(DIRECTIONS FOR THIS TASK): Leave out the pictures and repeat every record exactly.

[Dataset records]
»»

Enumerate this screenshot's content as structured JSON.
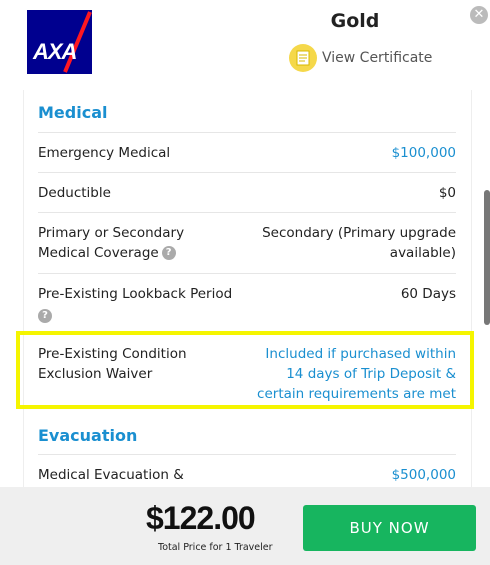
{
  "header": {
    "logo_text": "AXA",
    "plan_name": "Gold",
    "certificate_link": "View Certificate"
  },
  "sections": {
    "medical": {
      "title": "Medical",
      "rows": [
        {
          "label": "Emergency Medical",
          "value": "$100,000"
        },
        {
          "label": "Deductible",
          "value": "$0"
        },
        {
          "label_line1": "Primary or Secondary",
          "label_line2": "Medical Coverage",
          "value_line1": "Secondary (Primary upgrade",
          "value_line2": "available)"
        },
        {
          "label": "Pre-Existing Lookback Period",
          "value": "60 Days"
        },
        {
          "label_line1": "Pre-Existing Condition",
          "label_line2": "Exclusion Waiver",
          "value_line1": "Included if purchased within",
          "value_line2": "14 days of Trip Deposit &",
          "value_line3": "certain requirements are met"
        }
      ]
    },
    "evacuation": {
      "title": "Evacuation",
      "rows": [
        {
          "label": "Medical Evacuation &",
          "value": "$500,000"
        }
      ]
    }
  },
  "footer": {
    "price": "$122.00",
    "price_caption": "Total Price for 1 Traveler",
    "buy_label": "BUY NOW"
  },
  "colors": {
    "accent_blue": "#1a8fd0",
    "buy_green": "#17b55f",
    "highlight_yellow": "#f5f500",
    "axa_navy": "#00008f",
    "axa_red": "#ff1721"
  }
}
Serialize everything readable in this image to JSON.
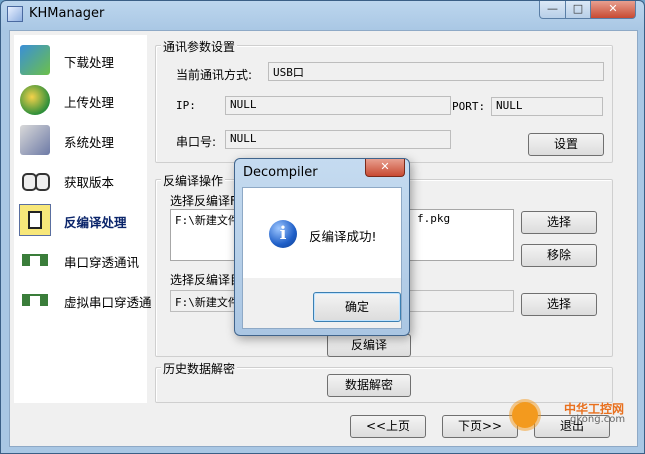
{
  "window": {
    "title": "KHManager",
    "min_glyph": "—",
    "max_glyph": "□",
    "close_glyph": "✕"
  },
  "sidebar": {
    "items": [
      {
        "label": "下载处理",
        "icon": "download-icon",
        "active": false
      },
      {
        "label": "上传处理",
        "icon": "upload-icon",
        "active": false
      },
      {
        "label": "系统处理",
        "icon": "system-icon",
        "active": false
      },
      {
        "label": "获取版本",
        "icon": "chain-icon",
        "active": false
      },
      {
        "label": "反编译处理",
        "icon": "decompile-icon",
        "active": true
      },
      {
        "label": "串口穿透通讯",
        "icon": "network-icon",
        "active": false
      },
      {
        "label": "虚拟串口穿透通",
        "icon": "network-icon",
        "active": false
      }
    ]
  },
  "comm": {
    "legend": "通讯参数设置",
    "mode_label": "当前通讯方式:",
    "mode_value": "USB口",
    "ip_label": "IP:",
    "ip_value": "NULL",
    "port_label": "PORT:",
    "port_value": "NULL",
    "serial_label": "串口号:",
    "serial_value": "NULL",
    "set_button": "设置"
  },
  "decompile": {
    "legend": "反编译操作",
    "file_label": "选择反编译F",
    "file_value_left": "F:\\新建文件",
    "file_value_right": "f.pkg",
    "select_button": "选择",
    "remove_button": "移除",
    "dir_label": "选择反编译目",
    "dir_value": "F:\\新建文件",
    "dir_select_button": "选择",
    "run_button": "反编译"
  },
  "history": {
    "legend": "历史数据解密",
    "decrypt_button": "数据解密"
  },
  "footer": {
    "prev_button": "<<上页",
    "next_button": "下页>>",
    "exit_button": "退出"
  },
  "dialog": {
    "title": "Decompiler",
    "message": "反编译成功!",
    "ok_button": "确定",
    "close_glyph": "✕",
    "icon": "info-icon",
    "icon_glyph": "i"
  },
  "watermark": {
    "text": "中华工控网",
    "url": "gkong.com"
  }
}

««

(EXERCISE OUTPUT):
Enumerate this screenshot's content as structured JSON.
{
  "header": {
    "logo_text": "AXA",
    "plan_name": "Gold",
    "certificate_link": "View Certificate"
  },
  "sections": {
    "medical": {
      "title": "Medical",
      "rows": [
        {
          "label": "Emergency Medical",
          "value": "$100,000"
        },
        {
          "label": "Deductible",
          "value": "$0"
        },
        {
          "label_line1": "Primary or Secondary",
          "label_line2": "Medical Coverage",
          "value_line1": "Secondary (Primary upgrade",
          "value_line2": "available)"
        },
        {
          "label": "Pre-Existing Lookback Period",
          "value": "60 Days"
        },
        {
          "label_line1": "Pre-Existing Condition",
          "label_line2": "Exclusion Waiver",
          "value_line1": "Included if purchased within",
          "value_line2": "14 days of Trip Deposit &",
          "value_line3": "certain requirements are met"
        }
      ]
    },
    "evacuation": {
      "title": "Evacuation",
      "rows": [
        {
          "label": "Medical Evacuation &",
          "value": "$500,000"
        }
      ]
    }
  },
  "footer": {
    "price": "$122.00",
    "price_caption": "Total Price for 1 Traveler",
    "buy_label": "BUY NOW"
  },
  "colors": {
    "accent_blue": "#1a8fd0",
    "buy_green": "#17b55f",
    "highlight_yellow": "#f5f500",
    "axa_navy": "#00008f",
    "axa_red": "#ff1721"
  }
}
Serialize everything readable in this image to JSON.
{
  "window": {
    "title": "KHManager",
    "min_glyph": "—",
    "max_glyph": "□",
    "close_glyph": "✕"
  },
  "sidebar": {
    "items": [
      {
        "label": "下载处理",
        "icon": "download-icon",
        "active": false
      },
      {
        "label": "上传处理",
        "icon": "upload-icon",
        "active": false
      },
      {
        "label": "系统处理",
        "icon": "system-icon",
        "active": false
      },
      {
        "label": "获取版本",
        "icon": "chain-icon",
        "active": false
      },
      {
        "label": "反编译处理",
        "icon": "decompile-icon",
        "active": true
      },
      {
        "label": "串口穿透通讯",
        "icon": "network-icon",
        "active": false
      },
      {
        "label": "虚拟串口穿透通",
        "icon": "network-icon",
        "active": false
      }
    ]
  },
  "comm": {
    "legend": "通讯参数设置",
    "mode_label": "当前通讯方式:",
    "mode_value": "USB口",
    "ip_label": "IP:",
    "ip_value": "NULL",
    "port_label": "PORT:",
    "port_value": "NULL",
    "serial_label": "串口号:",
    "serial_value": "NULL",
    "set_button": "设置"
  },
  "decompile": {
    "legend": "反编译操作",
    "file_label": "选择反编译F",
    "file_value_left": "F:\\新建文件",
    "file_value_right": "f.pkg",
    "select_button": "选择",
    "remove_button": "移除",
    "dir_label": "选择反编译目",
    "dir_value": "F:\\新建文件",
    "dir_select_button": "选择",
    "run_button": "反编译"
  },
  "history": {
    "legend": "历史数据解密",
    "decrypt_button": "数据解密"
  },
  "footer": {
    "prev_button": "<<上页",
    "next_button": "下页>>",
    "exit_button": "退出"
  },
  "dialog": {
    "title": "Decompiler",
    "message": "反编译成功!",
    "ok_button": "确定",
    "close_glyph": "✕",
    "icon": "info-icon",
    "icon_glyph": "i"
  },
  "watermark": {
    "text": "中华工控网",
    "url": "gkong.com"
  }
}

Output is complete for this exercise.